## What you are asked to do:
The entries below are to be written out again without alteration.

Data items
# # # # # # #

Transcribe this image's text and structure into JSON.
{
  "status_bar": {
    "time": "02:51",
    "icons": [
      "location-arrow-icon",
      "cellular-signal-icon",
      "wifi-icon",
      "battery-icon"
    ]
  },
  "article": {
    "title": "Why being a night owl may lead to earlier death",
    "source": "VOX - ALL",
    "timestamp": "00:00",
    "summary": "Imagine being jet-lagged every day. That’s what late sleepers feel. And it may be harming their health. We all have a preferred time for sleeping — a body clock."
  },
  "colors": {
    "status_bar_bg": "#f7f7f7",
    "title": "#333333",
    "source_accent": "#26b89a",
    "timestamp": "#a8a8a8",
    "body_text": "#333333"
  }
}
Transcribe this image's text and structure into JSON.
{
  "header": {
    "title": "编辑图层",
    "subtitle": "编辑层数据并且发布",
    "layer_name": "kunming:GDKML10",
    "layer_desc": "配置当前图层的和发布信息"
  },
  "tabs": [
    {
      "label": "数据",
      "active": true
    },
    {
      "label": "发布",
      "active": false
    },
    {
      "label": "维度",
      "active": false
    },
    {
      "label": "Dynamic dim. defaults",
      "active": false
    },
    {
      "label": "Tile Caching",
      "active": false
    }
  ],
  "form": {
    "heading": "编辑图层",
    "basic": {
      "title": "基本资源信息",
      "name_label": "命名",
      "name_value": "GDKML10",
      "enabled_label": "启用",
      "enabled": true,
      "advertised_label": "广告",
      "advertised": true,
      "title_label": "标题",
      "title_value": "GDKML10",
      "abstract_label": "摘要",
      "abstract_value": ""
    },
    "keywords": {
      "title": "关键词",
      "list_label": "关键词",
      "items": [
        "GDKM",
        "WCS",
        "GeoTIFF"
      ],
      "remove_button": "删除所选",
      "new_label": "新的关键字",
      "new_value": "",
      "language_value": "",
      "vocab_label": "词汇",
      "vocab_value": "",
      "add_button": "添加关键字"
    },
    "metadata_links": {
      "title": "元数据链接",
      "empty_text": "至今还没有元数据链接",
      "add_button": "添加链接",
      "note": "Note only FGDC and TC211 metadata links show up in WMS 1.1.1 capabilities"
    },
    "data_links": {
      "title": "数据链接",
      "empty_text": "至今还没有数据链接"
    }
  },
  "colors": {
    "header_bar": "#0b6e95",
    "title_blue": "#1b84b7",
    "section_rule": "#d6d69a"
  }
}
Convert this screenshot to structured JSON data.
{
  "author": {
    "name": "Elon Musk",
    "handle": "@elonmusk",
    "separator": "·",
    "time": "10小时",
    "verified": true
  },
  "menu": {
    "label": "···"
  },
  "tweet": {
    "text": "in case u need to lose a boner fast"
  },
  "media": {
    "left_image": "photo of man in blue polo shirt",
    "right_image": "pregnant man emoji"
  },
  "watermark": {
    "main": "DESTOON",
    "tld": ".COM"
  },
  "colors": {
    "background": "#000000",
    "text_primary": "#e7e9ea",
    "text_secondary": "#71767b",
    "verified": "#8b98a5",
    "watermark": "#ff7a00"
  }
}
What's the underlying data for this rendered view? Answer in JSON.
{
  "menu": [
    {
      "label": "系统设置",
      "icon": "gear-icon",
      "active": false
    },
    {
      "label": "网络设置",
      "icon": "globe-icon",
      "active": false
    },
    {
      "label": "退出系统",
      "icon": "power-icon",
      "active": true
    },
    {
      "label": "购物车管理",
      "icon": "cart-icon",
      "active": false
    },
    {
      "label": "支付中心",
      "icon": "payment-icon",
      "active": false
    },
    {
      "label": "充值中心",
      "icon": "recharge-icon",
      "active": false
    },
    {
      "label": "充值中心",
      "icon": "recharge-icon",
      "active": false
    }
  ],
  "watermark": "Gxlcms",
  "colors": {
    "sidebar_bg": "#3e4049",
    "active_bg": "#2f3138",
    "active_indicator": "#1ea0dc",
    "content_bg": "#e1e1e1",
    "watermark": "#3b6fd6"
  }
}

# # # # # # #

## Output of the task:
Transcribe this image's text and structure into JSON.
{
  "status_bar": {
    "time": "02:51",
    "icons": [
      "location-arrow-icon",
      "cellular-signal-icon",
      "wifi-icon",
      "battery-icon"
    ]
  },
  "article": {
    "title": "Why being a night owl may lead to earlier death",
    "source": "VOX - ALL",
    "timestamp": "00:00",
    "summary": "Imagine being jet-lagged every day. That’s what late sleepers feel. And it may be harming their health. We all have a preferred time for sleeping — a body clock."
  },
  "colors": {
    "status_bar_bg": "#f7f7f7",
    "title": "#333333",
    "source_accent": "#26b89a",
    "timestamp": "#a8a8a8",
    "body_text": "#333333"
  }
}
Transcribe this image's text and structure into JSON.
{
  "header": {
    "title": "编辑图层",
    "subtitle": "编辑层数据并且发布",
    "layer_name": "kunming:GDKML10",
    "layer_desc": "配置当前图层的和发布信息"
  },
  "tabs": [
    {
      "label": "数据",
      "active": true
    },
    {
      "label": "发布",
      "active": false
    },
    {
      "label": "维度",
      "active": false
    },
    {
      "label": "Dynamic dim. defaults",
      "active": false
    },
    {
      "label": "Tile Caching",
      "active": false
    }
  ],
  "form": {
    "heading": "编辑图层",
    "basic": {
      "title": "基本资源信息",
      "name_label": "命名",
      "name_value": "GDKML10",
      "enabled_label": "启用",
      "enabled": true,
      "advertised_label": "广告",
      "advertised": true,
      "title_label": "标题",
      "title_value": "GDKML10",
      "abstract_label": "摘要",
      "abstract_value": ""
    },
    "keywords": {
      "title": "关键词",
      "list_label": "关键词",
      "items": [
        "GDKM",
        "WCS",
        "GeoTIFF"
      ],
      "remove_button": "删除所选",
      "new_label": "新的关键字",
      "new_value": "",
      "language_value": "",
      "vocab_label": "词汇",
      "vocab_value": "",
      "add_button": "添加关键字"
    },
    "metadata_links": {
      "title": "元数据链接",
      "empty_text": "至今还没有元数据链接",
      "add_button": "添加链接",
      "note": "Note only FGDC and TC211 metadata links show up in WMS 1.1.1 capabilities"
    },
    "data_links": {
      "title": "数据链接",
      "empty_text": "至今还没有数据链接"
    }
  },
  "colors": {
    "header_bar": "#0b6e95",
    "title_blue": "#1b84b7",
    "section_rule": "#d6d69a"
  }
}
Convert this screenshot to structured JSON data.
{
  "author": {
    "name": "Elon Musk",
    "handle": "@elonmusk",
    "separator": "·",
    "time": "10小时",
    "verified": true
  },
  "menu": {
    "label": "···"
  },
  "tweet": {
    "text": "in case u need to lose a boner fast"
  },
  "media": {
    "left_image": "photo of man in blue polo shirt",
    "right_image": "pregnant man emoji"
  },
  "watermark": {
    "main": "DESTOON",
    "tld": ".COM"
  },
  "colors": {
    "background": "#000000",
    "text_primary": "#e7e9ea",
    "text_secondary": "#71767b",
    "verified": "#8b98a5",
    "watermark": "#ff7a00"
  }
}
What's the underlying data for this rendered view? Answer in JSON.
{
  "menu": [
    {
      "label": "系统设置",
      "icon": "gear-icon",
      "active": false
    },
    {
      "label": "网络设置",
      "icon": "globe-icon",
      "active": false
    },
    {
      "label": "退出系统",
      "icon": "power-icon",
      "active": true
    },
    {
      "label": "购物车管理",
      "icon": "cart-icon",
      "active": false
    },
    {
      "label": "支付中心",
      "icon": "payment-icon",
      "active": false
    },
    {
      "label": "充值中心",
      "icon": "recharge-icon",
      "active": false
    },
    {
      "label": "充值中心",
      "icon": "recharge-icon",
      "active": false
    }
  ],
  "watermark": "Gxlcms",
  "colors": {
    "sidebar_bg": "#3e4049",
    "active_bg": "#2f3138",
    "active_indicator": "#1ea0dc",
    "content_bg": "#e1e1e1",
    "watermark": "#3b6fd6"
  }
}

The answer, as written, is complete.